Instruction → Continue the text on loading video clips at dotting positions, beginning after its final sentence.

Source →
+-------+
The loading unit 803 is configured to: obtain the video based on the video address, and load the corresponding video clip in the dotting position based on the storage address of the video clip corresponding to the dotting position.
The playing unit 804 is configured to play the video and the video clip.
When the loading unit 803 loads the corresponding video clip in the dotting position based on the storage address of the video clip corresponding to the dotting position, the terminal device may interact with the server. Specifically, the sending unit 801 first sends a second request to the server, where the second request is used to request the video clip corresponding to the dotting position, and the second request includes the storage address of the video clip corresponding to the dotting position. Then, the receiving unit 802 receives a second response sent by the server, where the second response includes the video clip corresponding to the dotting position. After the second response is received, the loading unit 803 loads the corresponding video clip in the dotting position based on the second response.
+-------+
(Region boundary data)
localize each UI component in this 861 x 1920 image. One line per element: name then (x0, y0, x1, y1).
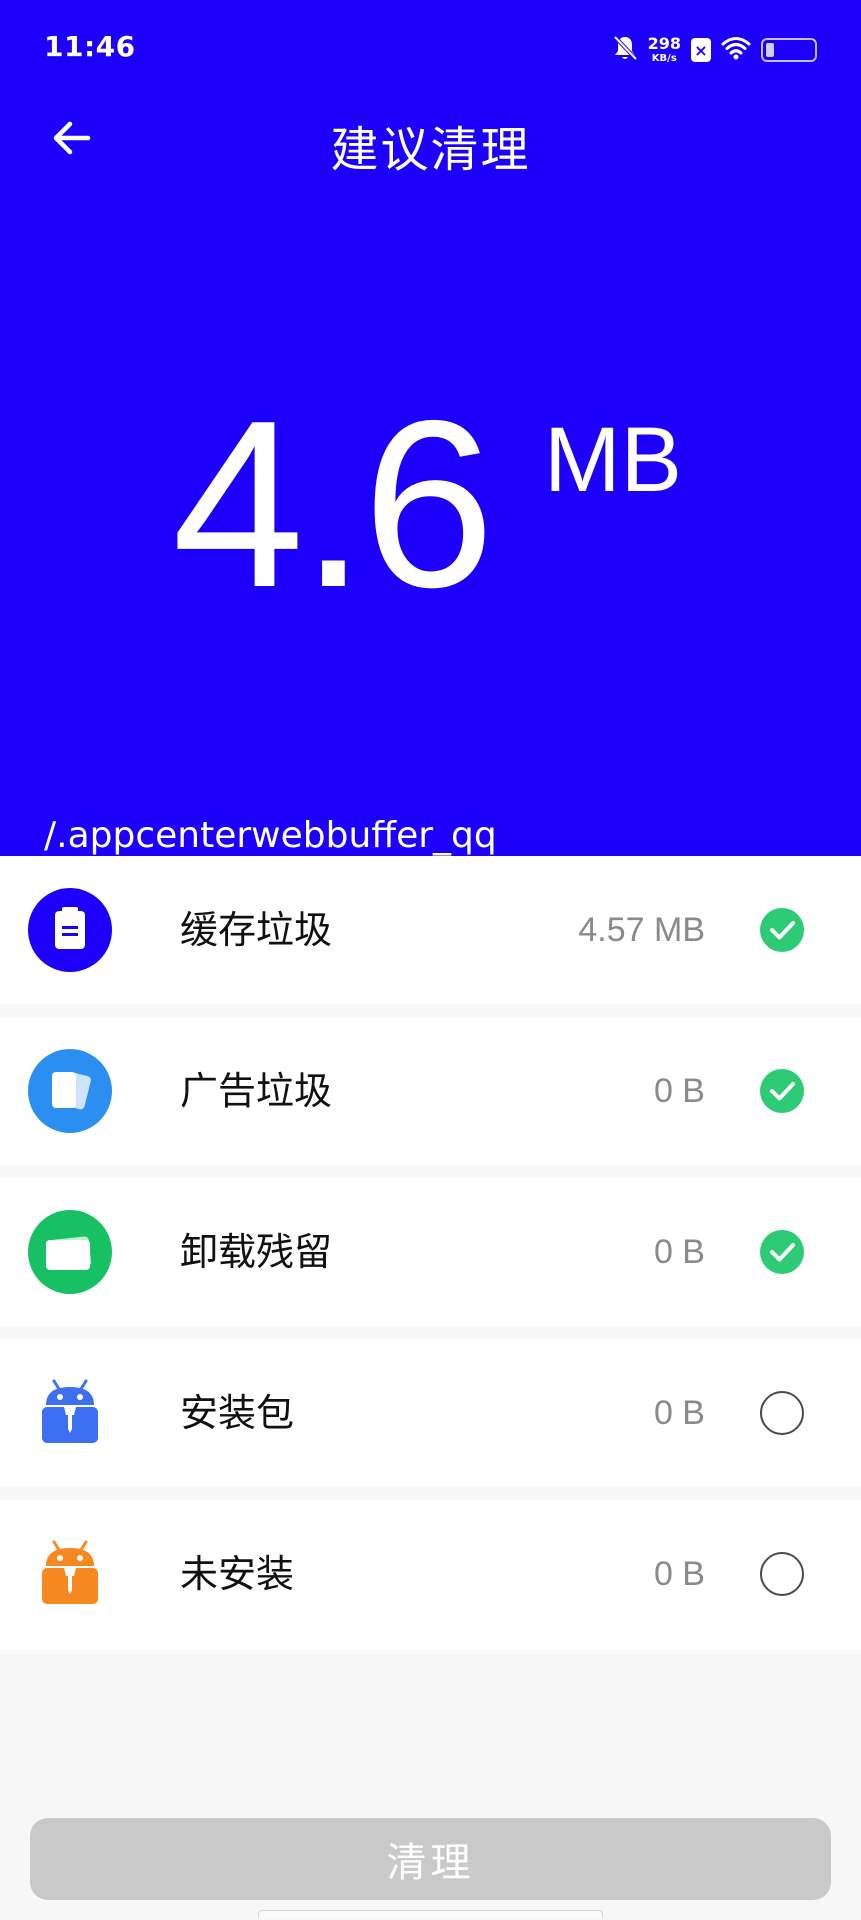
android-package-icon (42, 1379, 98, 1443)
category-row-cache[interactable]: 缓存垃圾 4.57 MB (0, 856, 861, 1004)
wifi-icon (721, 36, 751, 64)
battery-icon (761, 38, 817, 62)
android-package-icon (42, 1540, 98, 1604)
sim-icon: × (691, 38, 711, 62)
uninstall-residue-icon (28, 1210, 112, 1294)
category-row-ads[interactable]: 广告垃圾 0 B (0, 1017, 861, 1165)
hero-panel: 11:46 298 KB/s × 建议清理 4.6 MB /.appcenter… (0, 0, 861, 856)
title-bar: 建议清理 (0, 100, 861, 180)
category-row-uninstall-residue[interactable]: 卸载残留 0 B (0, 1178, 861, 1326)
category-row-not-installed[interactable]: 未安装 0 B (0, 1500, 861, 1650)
+-------+
In response →
In a possible implementation, when playing the video clip, the playing unit 804 may display a video clip corresponding to at least one dotting position closest to a current playing position.
In another possible implementation, when playing the video clip, the playing unit 804 may play, after a trigger operation in the dotting position is received, the video clip corresponding to the dotting position.
FIG. 9 is a structural diagram of a server according to an embodiment. Based on a same inventive concept as the method embodiments, an embodiment of the present invention provides a server. The server is specifically configured to implement the method performed by the server in the method embodiment shown in FIG. 5. A structure of the server is shown in FIG. 9, and includes a segmentation unit 901, a determining unit 902, a selection unit 903, and a synthesis unit 904.
The segmentation unit 901 is configured to segment a video into a plurality of video clips.
The determining unit 902 is configured to determine a degree of highlighting of each video clip based on a preset neural network model.
The selection unit 903 is configured to select N video clips from the plurality of video clips based on the degree of highlighting of each video clip.
The synthesis unit 904 is configured to perform video synthesis on the N video clips.
Optionally, the server may further include a storage unit, and the storage unit is configured to store a video obtained after the video synthesis.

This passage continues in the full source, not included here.